● Exercise description
Lines containing the word "Cédric" are to be located and copied.

··· Data in this exercise ···

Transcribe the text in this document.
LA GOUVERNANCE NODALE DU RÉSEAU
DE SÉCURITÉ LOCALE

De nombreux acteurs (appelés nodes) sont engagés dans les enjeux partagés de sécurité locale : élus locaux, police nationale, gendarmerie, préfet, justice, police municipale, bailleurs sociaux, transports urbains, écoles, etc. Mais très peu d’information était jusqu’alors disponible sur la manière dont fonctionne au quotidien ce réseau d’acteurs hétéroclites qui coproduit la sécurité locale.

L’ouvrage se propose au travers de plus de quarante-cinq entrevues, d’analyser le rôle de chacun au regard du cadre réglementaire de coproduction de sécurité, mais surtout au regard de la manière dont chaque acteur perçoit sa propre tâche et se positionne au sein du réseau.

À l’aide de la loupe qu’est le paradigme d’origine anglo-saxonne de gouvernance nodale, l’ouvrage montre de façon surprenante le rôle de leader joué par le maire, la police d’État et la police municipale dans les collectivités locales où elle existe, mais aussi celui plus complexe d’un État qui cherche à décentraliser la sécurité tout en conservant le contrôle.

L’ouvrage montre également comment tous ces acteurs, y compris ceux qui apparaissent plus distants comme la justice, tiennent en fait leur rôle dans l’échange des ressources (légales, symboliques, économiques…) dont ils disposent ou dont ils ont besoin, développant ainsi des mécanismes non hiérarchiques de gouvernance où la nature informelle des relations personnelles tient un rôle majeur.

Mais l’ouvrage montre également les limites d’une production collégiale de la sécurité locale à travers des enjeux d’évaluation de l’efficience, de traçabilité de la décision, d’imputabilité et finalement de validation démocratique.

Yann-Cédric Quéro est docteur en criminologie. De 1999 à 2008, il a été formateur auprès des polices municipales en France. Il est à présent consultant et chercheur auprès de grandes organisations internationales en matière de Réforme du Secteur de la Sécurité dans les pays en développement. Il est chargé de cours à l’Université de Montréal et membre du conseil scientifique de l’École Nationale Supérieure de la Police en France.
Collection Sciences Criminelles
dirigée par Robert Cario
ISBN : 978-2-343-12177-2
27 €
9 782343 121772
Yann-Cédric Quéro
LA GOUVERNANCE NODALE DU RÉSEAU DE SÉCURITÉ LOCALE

···

● Answer to this problem
Yann-Cédric Quéro est docteur en criminologie. De 1999 à 2008, il a été formateur auprès des polices municipales en France. Il est à présent consultant et chercheur auprès de grandes organisations internationales en matière de Réforme du Secteur de la Sécurité dans les pays en développement. Il est chargé de cours à l’Université de Montréal et membre du conseil scientifique de l’École Nationale Supérieure de la Police en France.
Yann-Cédric Quéro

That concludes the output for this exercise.